▸ **WHAT THIS TASK INVOLVES**:
Search the data below for the string "nDec". Extract every line that contains it.

____

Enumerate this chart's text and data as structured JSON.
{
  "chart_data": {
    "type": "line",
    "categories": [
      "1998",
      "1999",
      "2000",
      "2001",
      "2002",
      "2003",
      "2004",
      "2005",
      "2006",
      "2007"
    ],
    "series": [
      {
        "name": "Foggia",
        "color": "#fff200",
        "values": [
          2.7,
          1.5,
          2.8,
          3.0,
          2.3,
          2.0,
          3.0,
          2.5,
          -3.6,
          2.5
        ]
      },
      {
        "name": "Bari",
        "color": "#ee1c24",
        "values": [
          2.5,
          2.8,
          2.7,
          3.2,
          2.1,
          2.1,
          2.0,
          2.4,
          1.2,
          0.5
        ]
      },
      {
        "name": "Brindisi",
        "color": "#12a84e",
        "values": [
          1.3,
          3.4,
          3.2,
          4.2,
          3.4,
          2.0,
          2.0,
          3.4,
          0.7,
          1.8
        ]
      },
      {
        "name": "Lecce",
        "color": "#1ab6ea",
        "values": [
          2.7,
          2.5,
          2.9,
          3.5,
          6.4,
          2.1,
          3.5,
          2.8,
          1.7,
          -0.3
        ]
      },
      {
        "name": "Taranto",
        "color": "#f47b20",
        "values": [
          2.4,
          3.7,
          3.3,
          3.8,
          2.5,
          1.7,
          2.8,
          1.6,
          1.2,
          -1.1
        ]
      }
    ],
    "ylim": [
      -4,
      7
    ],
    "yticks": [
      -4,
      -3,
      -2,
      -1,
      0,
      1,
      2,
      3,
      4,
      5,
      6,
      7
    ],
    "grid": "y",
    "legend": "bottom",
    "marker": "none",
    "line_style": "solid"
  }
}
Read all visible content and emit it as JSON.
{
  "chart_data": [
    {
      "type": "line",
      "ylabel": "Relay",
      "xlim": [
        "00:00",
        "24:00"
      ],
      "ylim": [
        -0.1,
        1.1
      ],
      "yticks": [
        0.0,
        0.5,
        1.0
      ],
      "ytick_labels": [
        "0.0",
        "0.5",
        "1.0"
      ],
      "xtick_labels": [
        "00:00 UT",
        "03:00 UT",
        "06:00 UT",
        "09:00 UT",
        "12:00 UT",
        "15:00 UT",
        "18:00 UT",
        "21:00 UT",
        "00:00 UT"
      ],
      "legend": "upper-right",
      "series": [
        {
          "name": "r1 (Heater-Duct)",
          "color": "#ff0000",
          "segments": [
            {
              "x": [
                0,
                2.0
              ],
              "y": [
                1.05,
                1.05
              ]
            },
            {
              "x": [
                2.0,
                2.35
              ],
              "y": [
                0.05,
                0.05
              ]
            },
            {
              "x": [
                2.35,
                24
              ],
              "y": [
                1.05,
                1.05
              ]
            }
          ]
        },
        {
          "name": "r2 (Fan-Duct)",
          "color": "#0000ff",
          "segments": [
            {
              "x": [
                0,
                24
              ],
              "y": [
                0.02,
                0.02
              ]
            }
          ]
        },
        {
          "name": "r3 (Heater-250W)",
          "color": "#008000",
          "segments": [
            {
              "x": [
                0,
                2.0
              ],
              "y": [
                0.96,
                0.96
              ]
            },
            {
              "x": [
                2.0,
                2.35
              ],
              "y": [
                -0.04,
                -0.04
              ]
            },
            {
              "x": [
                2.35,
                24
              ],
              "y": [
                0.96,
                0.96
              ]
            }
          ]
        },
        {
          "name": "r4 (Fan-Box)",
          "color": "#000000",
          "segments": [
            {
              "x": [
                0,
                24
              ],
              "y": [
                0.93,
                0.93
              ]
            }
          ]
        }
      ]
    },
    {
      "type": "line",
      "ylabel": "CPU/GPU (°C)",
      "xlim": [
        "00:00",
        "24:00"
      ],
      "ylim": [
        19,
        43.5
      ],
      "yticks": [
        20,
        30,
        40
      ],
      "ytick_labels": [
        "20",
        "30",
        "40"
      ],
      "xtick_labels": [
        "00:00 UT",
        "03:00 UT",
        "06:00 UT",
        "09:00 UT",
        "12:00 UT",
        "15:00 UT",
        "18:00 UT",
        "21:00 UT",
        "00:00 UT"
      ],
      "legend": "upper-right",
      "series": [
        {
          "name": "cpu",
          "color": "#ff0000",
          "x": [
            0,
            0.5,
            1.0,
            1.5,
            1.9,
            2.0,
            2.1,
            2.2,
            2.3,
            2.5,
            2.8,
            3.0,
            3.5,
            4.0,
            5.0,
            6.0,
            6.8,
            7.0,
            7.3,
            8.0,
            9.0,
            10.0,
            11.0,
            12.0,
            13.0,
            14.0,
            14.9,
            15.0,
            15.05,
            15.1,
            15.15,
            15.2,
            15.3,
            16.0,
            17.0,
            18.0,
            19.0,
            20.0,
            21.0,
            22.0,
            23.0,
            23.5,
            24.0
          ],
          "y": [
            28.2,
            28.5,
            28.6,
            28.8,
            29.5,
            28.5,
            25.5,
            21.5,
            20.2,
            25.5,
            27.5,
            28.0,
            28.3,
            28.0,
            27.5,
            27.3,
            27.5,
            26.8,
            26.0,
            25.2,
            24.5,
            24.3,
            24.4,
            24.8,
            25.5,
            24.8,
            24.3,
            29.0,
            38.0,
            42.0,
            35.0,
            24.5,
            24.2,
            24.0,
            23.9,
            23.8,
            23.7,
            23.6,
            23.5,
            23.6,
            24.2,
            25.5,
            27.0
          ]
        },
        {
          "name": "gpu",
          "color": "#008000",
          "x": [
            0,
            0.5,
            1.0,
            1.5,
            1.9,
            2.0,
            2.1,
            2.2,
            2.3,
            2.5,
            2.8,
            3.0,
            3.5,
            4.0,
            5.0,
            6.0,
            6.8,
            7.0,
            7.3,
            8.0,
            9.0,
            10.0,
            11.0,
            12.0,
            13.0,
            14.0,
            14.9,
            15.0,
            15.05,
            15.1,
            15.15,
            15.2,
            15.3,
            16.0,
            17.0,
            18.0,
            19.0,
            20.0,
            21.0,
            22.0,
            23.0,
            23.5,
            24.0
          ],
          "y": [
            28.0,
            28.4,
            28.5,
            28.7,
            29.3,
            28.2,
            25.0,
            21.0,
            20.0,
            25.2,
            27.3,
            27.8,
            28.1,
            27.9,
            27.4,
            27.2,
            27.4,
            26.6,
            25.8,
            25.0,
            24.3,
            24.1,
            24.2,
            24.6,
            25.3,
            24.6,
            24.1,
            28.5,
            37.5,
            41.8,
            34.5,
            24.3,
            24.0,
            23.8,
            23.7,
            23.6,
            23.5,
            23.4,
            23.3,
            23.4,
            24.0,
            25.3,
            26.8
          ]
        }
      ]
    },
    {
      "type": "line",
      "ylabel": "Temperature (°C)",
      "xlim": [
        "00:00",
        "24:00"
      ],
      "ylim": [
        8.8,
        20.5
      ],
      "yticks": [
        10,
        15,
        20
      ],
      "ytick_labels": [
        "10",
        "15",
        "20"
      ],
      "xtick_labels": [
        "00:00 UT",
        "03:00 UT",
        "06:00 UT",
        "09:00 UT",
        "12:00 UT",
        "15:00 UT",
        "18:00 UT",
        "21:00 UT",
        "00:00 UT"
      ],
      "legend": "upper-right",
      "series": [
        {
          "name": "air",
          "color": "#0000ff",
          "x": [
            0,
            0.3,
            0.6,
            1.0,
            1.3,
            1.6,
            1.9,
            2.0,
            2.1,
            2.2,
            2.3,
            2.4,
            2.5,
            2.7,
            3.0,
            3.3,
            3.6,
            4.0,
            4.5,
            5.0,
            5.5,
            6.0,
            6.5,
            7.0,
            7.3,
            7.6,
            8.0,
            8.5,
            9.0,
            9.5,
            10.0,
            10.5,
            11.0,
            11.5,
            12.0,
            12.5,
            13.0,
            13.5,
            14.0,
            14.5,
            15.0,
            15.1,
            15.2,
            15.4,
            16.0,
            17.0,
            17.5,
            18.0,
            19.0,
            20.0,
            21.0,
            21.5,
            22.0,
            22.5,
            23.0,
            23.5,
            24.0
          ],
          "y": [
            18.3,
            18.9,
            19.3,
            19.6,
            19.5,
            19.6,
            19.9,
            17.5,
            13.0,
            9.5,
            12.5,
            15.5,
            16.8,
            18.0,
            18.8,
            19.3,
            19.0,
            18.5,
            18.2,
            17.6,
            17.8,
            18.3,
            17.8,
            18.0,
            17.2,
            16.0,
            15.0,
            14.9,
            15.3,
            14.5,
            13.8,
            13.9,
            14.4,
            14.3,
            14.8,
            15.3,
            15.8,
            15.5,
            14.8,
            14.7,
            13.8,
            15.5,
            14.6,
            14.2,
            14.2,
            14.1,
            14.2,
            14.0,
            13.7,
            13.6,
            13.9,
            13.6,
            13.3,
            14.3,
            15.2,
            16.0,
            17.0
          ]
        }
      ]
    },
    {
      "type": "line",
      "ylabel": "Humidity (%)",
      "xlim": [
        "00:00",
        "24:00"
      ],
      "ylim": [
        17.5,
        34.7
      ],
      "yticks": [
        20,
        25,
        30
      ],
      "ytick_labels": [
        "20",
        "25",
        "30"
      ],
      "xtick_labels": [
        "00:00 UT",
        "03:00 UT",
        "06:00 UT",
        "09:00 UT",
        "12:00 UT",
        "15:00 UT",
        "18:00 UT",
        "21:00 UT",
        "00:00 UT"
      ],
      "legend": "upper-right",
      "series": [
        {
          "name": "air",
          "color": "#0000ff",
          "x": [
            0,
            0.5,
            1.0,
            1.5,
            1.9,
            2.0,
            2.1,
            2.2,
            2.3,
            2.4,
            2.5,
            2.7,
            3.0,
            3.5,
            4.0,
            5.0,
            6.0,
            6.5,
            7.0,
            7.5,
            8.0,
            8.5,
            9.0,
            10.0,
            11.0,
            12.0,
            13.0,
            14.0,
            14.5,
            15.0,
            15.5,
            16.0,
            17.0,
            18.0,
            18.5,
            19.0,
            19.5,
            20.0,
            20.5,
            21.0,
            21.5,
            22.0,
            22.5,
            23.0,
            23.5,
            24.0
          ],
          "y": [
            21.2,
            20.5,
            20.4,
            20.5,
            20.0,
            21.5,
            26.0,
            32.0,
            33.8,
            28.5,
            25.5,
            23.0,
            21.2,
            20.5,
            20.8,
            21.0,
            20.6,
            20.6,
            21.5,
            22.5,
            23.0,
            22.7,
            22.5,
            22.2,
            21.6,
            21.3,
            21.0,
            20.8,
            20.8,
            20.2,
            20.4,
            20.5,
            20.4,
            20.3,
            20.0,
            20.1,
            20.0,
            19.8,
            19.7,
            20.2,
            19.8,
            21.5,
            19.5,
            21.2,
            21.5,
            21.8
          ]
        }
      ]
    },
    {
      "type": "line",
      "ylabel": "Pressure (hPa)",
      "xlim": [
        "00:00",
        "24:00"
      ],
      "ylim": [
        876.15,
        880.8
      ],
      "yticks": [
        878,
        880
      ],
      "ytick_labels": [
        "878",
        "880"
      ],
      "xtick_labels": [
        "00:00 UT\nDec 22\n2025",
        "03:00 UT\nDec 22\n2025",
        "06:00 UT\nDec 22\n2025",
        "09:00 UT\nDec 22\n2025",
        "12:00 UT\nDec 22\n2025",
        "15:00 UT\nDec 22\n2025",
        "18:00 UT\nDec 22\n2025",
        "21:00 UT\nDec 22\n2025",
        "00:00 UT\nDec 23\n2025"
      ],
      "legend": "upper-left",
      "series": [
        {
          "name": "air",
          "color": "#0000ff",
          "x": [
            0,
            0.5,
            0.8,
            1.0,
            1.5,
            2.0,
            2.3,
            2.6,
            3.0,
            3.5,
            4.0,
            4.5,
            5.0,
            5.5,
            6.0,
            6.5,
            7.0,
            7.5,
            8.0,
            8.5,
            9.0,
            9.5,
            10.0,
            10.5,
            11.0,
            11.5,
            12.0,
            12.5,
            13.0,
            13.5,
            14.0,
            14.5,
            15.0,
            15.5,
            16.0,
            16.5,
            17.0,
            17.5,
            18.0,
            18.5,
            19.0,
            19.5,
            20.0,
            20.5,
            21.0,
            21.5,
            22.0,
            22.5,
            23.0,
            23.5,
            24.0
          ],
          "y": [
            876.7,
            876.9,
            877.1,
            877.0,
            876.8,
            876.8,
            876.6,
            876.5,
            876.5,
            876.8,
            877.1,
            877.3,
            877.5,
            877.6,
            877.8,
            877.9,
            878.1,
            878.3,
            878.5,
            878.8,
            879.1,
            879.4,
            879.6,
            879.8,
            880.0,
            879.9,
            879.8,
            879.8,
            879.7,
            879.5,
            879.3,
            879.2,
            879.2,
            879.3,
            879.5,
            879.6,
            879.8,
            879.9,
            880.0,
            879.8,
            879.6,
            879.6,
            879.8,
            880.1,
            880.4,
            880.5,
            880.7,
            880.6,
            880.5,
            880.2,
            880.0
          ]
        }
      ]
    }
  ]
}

____

▸ **SOLVED EXERCISE**:
        "00:00 UT\nDec 22\n2025",
        "03:00 UT\nDec 22\n2025",
        "06:00 UT\nDec 22\n2025",
        "09:00 UT\nDec 22\n2025",
        "12:00 UT\nDec 22\n2025",
        "15:00 UT\nDec 22\n2025",
        "18:00 UT\nDec 22\n2025",
        "21:00 UT\nDec 22\n2025",
        "00:00 UT\nDec 23\n2025"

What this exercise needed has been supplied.